=== Short problem ===
In the material below, repeat only the lines from the one that holds "What's the underlying" through the final line, exactly as they stand.

(Data excerpts)
::::::

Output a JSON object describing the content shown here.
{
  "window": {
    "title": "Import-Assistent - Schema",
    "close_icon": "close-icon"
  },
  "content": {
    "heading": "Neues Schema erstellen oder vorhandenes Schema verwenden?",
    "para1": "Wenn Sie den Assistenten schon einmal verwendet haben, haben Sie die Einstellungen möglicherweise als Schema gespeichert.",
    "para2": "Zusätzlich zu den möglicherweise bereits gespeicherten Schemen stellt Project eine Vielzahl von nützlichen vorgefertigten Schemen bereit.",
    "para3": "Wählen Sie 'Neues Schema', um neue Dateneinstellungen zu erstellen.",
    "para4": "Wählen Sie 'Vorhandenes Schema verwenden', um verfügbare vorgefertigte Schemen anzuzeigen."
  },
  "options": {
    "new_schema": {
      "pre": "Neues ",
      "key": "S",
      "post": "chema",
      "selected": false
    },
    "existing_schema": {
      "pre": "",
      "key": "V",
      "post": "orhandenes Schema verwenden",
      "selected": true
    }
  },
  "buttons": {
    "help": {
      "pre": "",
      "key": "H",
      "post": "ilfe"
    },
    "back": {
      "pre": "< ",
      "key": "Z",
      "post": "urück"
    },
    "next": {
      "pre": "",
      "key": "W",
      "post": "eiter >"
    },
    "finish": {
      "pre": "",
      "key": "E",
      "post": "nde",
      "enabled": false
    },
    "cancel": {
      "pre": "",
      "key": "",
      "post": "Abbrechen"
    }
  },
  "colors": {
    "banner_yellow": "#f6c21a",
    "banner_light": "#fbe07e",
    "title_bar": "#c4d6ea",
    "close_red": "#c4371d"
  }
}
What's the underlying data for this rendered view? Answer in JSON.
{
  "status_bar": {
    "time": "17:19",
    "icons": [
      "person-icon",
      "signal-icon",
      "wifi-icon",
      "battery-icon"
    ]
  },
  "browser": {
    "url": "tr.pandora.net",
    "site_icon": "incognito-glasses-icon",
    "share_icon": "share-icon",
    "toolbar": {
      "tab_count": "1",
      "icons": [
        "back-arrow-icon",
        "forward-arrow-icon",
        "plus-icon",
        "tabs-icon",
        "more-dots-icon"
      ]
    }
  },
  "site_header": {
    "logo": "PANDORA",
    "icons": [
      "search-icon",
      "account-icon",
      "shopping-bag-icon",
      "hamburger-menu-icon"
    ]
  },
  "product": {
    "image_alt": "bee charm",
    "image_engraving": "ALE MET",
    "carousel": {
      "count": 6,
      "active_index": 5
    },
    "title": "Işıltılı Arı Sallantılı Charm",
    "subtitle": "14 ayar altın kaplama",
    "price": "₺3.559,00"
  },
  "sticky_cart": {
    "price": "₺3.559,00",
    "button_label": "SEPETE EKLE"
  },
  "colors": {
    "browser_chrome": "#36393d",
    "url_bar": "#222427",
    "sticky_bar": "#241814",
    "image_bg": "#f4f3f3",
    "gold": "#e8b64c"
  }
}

::::::

=== Answer to this problem ===
What's the underlying data for this rendered view? Answer in JSON.
{
  "status_bar": {
    "time": "17:19",
    "icons": [
      "person-icon",
      "signal-icon",
      "wifi-icon",
      "battery-icon"
    ]
  },
  "browser": {
    "url": "tr.pandora.net",
    "site_icon": "incognito-glasses-icon",
    "share_icon": "share-icon",
    "toolbar": {
      "tab_count": "1",
      "icons": [
        "back-arrow-icon",
        "forward-arrow-icon",
        "plus-icon",
        "tabs-icon",
        "more-dots-icon"
      ]
    }
  },
  "site_header": {
    "logo": "PANDORA",
    "icons": [
      "search-icon",
      "account-icon",
      "shopping-bag-icon",
      "hamburger-menu-icon"
    ]
  },
  "product": {
    "image_alt": "bee charm",
    "image_engraving": "ALE MET",
    "carousel": {
      "count": 6,
      "active_index": 5
    },
    "title": "Işıltılı Arı Sallantılı Charm",
    "subtitle": "14 ayar altın kaplama",
    "price": "₺3.559,00"
  },
  "sticky_cart": {
    "price": "₺3.559,00",
    "button_label": "SEPETE EKLE"
  },
  "colors": {
    "browser_chrome": "#36393d",
    "url_bar": "#222427",
    "sticky_bar": "#241814",
    "image_bg": "#f4f3f3",
    "gold": "#e8b64c"
  }
}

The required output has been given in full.